Text segment:
= = = =
But because the U.S. has no such system for terrestrial broadcasts, those countries — operating under reciprocity agreements — do not pass royalties through to American artists. The money gets collected. It sits in what the industry calls "black boxes": pools of international royalties with no clear domestic recipient. Hundreds of millions of dollars, year after year, earned by the performances of American musicians and never returned to them. Not because anyone disputes who created the work — but because of a localized legal stubbornness that has persisted, largely unchanged, for half a century.
The energy dissipates. It vanishes into administrative ether. And the independent artist who mortgaged their future to make their record never sees a cent of it.
Grounding the Circuit
The good news — and there is genuinely good news — is that the architecture for change already exists.
The American Music Fairness Act (AMFA) is the legislative instrument designed to finally close this circuit. It would establish a terrestrial radio performance royalty for sound recordings in the United States, bringing American law into alignment with the rest of the developed world and — critically — re-opening the international reciprocity pipeline that currently hemorrhages royalties away from American artists.
= = = =
Stored data entries
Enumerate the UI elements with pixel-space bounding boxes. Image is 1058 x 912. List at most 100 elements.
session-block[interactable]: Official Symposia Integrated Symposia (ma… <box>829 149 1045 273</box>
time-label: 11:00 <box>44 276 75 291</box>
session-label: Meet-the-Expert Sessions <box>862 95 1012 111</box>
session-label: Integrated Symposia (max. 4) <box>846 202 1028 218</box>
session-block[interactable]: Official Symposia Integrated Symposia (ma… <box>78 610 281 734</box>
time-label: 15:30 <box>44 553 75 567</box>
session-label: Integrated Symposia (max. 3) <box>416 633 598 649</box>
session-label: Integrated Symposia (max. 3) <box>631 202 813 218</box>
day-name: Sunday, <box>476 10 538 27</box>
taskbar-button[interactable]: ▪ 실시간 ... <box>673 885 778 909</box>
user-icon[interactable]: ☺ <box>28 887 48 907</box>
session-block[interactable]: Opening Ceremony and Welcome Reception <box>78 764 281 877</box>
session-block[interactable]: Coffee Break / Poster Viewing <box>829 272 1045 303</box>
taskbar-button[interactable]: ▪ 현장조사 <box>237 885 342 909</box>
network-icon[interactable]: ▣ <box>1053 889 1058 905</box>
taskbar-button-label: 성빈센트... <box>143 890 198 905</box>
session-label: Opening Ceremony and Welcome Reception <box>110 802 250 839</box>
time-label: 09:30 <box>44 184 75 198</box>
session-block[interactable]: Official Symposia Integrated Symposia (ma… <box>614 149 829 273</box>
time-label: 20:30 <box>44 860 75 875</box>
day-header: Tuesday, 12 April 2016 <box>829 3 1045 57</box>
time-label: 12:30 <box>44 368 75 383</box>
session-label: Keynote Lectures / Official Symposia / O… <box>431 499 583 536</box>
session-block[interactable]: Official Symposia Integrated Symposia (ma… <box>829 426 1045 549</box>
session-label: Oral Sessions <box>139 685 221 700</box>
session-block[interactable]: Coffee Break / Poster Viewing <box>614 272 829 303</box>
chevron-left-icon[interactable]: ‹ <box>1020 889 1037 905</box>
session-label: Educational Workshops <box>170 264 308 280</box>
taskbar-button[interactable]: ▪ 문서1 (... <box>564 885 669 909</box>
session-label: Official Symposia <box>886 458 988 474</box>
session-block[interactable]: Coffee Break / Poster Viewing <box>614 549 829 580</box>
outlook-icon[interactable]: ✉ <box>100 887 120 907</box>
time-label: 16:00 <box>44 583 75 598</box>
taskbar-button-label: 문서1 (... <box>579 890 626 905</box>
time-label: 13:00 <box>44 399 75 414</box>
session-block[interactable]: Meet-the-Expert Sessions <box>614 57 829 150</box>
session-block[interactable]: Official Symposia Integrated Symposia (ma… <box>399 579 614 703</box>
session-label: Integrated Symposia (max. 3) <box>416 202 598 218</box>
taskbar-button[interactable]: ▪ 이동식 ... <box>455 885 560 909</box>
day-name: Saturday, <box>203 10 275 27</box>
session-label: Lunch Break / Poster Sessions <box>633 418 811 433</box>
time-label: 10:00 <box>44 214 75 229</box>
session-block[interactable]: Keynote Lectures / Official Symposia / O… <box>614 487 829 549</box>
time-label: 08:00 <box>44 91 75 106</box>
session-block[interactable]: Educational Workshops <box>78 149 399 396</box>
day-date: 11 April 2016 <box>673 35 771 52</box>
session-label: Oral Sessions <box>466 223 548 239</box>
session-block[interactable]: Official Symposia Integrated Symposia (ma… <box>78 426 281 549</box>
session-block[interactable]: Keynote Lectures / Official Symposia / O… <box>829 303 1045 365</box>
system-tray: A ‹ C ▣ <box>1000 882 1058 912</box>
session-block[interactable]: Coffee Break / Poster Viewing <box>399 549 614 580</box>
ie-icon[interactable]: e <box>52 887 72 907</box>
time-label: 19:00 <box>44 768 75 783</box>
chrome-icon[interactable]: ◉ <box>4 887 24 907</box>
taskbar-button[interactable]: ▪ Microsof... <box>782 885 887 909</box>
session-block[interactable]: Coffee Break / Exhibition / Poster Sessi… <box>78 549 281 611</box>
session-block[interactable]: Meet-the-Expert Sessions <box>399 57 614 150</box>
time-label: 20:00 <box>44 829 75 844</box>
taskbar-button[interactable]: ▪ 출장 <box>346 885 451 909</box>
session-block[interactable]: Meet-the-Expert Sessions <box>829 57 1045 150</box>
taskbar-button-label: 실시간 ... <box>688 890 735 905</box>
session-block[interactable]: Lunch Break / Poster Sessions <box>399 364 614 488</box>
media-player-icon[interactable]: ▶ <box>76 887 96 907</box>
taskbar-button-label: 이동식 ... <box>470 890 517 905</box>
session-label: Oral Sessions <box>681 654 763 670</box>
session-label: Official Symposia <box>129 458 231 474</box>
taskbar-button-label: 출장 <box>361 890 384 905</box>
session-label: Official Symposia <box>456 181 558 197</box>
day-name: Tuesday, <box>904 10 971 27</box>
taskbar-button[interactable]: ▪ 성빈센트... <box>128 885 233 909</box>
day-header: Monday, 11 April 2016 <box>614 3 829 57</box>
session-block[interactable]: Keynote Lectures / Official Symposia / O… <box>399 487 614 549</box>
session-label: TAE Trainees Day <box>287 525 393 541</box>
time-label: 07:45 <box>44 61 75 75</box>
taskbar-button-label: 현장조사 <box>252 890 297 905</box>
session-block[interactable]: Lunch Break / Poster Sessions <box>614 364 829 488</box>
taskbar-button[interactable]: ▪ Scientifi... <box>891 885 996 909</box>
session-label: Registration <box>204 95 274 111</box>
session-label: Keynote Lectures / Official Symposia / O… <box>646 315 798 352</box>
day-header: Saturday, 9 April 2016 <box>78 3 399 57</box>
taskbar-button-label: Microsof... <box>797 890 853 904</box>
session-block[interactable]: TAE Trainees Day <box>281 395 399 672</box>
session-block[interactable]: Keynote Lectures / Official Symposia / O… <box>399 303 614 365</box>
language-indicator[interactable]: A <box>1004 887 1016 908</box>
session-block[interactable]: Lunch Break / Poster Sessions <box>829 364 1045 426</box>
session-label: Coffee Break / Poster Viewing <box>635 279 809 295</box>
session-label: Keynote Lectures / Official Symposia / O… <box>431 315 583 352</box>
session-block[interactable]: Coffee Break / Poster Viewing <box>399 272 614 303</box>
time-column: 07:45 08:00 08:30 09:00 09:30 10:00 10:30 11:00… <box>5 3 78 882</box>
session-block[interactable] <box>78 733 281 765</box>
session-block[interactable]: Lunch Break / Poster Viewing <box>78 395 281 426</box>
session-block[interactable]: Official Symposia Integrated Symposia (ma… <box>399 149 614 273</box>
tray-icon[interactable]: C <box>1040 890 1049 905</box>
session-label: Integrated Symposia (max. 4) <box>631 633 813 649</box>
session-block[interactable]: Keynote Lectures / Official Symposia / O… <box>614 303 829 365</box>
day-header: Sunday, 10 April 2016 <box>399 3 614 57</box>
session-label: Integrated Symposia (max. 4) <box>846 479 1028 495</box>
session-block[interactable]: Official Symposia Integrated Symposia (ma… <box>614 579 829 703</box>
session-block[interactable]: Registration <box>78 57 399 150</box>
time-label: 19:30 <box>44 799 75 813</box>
= = = =
Work order: Continue the text on radio performance royalties from where it stops.

Answer below:
Crucially, the AMFA is not designed to devastate small broadcasters. The legislation includes thoughtful carve-outs: independent and local radio stations would pay a flat fee of just $500 per year, and college radio stations just $100 per year. The financial burden falls on the corporate conglomerates — the entities that have benefited most, for the longest time, from this imbalance.
But legislation moves slowly. Advocacy matters, and supporting the AMFA matters — contact your representatives, let the music community's weight be felt.
In the meantime, there is concrete, actionable work you can do right now to ensure you're capturing every royalty dollar the existing system already owes you.
What You Can Do Right Now
Register with SoundExchange. This is non-negotiable. While terrestrial radio remains a gap, digital radio (Pandora, SiriusXM), streaming services, and cable music channels do pay performance royalties on master recordings — and SoundExchange is the entity authorized to collect and distribute them. If you're not registered, that money sits unclaimed. Go register today.
Secure an ISRC for every track. The International Standard Recording Code is the sonic equivalent of a fingerprint — a unique identifier that tags your recording so royalty systems around the world can locate, track, and compensate it. Without an ISRC, your recording is essentially invisible to the infrastructure designed to pay you. Your distributor can often assign these, or you can obtain them directly through the RIAA's ISRC registration portal.
Explore international Neighboring Rights mandates. Depending on your catalog and distribution footprint, there may already be international royalties accessible to you through Neighboring Rights collection societies. Organizations like IFPI and various national performers' rights organizations can help you understand what may be collectable. The process requires administrative diligence — but the dollars can be significant, especially for artists with international streaming audiences.
The Circuit Awaits Completion
What you made in that booth was real. The emotion you pushed through that microphone was real. The years of practice, the financial risk, the creative courage — all of it was real, and all of it lives inside that recording like light inside a prism.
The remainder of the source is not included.